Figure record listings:

○ ○ ○

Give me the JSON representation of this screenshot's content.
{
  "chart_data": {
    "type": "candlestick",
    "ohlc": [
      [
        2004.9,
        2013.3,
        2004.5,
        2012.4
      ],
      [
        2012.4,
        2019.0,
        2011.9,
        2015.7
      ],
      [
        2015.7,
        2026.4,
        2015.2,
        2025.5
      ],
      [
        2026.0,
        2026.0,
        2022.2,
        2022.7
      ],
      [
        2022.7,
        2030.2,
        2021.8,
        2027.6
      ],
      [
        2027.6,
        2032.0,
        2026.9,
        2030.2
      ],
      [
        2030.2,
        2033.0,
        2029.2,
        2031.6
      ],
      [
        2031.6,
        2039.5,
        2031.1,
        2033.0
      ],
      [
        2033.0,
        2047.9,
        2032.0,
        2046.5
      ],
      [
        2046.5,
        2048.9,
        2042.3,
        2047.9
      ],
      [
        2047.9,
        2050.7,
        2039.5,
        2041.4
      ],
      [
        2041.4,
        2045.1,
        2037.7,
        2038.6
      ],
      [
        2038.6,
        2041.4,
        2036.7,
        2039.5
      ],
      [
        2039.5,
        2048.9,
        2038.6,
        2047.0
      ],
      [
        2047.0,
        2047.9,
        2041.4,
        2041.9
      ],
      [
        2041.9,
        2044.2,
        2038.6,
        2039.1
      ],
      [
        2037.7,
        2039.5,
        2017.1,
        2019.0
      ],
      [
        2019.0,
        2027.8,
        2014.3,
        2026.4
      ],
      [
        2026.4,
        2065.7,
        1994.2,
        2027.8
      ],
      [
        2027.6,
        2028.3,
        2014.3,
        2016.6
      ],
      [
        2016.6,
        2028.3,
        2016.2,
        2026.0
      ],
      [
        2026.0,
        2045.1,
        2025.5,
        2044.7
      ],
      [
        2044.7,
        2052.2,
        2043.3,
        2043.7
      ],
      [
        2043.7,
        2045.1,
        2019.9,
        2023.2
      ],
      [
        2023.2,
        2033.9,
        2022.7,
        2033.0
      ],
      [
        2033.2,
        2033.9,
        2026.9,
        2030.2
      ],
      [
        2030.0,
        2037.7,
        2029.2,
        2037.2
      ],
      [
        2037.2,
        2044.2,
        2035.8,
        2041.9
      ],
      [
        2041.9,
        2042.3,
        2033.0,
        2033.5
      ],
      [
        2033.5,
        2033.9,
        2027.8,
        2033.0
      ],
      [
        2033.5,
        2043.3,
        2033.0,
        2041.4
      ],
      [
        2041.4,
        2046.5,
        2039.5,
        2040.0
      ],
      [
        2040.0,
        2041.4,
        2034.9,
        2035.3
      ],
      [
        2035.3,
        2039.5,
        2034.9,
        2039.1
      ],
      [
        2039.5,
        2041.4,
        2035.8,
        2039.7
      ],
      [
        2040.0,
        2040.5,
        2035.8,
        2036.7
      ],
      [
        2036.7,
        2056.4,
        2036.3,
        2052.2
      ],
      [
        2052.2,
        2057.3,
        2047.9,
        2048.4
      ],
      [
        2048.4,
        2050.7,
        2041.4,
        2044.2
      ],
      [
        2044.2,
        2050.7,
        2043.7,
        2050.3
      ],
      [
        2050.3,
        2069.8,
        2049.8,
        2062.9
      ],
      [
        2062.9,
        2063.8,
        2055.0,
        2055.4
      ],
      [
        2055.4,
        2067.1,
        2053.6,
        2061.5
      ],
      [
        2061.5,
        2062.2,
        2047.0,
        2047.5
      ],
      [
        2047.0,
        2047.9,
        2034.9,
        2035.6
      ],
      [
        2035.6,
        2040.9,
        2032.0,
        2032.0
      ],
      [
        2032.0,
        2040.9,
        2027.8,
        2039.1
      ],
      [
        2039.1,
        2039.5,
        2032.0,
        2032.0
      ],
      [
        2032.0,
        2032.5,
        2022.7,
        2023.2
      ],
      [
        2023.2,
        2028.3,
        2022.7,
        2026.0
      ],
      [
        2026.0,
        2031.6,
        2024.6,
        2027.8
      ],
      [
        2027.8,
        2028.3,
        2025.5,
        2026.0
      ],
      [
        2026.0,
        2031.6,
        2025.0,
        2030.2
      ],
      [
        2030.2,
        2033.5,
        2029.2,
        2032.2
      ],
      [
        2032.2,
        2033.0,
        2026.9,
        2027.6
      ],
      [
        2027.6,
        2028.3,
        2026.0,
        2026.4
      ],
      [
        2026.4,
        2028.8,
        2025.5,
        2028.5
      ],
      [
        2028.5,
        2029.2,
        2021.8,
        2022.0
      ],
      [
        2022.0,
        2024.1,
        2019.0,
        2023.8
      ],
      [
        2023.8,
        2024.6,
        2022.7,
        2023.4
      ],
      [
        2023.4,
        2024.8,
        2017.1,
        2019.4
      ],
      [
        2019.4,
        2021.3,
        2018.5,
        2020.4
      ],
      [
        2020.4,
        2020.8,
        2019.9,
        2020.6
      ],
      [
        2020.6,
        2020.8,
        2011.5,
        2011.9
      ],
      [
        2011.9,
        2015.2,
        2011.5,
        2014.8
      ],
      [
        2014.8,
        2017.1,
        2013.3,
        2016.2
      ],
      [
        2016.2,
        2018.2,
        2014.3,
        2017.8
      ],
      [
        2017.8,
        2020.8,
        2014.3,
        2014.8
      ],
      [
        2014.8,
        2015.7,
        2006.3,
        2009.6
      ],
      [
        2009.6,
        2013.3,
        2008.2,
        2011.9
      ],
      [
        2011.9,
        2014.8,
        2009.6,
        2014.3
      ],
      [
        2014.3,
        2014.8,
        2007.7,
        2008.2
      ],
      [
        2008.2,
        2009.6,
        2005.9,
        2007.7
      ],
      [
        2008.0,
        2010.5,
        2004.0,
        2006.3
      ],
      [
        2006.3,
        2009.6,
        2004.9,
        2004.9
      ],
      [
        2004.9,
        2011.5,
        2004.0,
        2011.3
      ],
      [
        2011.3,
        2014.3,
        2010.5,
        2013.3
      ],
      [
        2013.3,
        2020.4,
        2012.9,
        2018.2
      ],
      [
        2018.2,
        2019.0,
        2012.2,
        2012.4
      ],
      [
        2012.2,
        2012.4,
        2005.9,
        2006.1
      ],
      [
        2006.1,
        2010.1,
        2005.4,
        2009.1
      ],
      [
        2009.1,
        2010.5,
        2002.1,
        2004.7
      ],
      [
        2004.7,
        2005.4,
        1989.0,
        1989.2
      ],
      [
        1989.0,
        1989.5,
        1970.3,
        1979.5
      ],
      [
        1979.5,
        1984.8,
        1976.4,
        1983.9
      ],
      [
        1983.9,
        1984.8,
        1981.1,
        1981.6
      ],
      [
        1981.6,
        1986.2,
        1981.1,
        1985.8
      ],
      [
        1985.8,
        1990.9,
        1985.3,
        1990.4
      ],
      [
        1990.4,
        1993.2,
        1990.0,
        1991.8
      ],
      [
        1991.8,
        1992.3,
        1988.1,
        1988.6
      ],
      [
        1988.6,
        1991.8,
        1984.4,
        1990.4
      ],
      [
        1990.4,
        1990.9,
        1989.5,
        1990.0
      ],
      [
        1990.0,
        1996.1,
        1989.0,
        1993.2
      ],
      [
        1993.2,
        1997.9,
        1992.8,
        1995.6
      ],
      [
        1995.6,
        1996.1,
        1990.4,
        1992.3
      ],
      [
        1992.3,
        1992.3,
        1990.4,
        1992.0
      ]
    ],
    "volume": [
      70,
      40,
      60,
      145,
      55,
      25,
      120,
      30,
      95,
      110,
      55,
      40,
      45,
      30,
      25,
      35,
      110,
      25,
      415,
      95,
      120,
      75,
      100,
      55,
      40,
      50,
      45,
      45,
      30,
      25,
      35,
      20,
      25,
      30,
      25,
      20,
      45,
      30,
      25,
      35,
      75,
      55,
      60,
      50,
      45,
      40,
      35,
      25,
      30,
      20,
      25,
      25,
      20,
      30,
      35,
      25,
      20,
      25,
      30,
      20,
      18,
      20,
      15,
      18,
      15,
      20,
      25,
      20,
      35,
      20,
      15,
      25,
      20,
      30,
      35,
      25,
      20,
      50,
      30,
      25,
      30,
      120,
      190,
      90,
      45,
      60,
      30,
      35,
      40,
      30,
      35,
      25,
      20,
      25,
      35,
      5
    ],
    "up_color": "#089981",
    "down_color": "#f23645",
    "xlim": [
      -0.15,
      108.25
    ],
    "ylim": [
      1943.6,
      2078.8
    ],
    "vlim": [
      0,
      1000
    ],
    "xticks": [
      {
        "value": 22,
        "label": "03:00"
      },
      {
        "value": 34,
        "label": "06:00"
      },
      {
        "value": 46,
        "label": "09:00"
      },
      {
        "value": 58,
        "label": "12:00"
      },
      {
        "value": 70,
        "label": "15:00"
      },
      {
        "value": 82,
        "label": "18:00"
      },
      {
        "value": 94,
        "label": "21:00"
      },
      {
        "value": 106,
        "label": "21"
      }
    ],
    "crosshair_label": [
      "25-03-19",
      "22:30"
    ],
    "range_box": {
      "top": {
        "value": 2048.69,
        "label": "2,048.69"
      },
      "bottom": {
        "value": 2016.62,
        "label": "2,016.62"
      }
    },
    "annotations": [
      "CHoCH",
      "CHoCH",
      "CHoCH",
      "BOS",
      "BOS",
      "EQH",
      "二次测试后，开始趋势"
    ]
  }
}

○ ○ ○

### [Set task]
Pull out every line containing "value".

### [Worked answer]
        "value": 22,
        "value": 34,
        "value": 46,
        "value": 58,
        "value": 70,
        "value": 82,
        "value": 94,
        "value": 106,
        "value": 2048.69,
        "value": 2016.62,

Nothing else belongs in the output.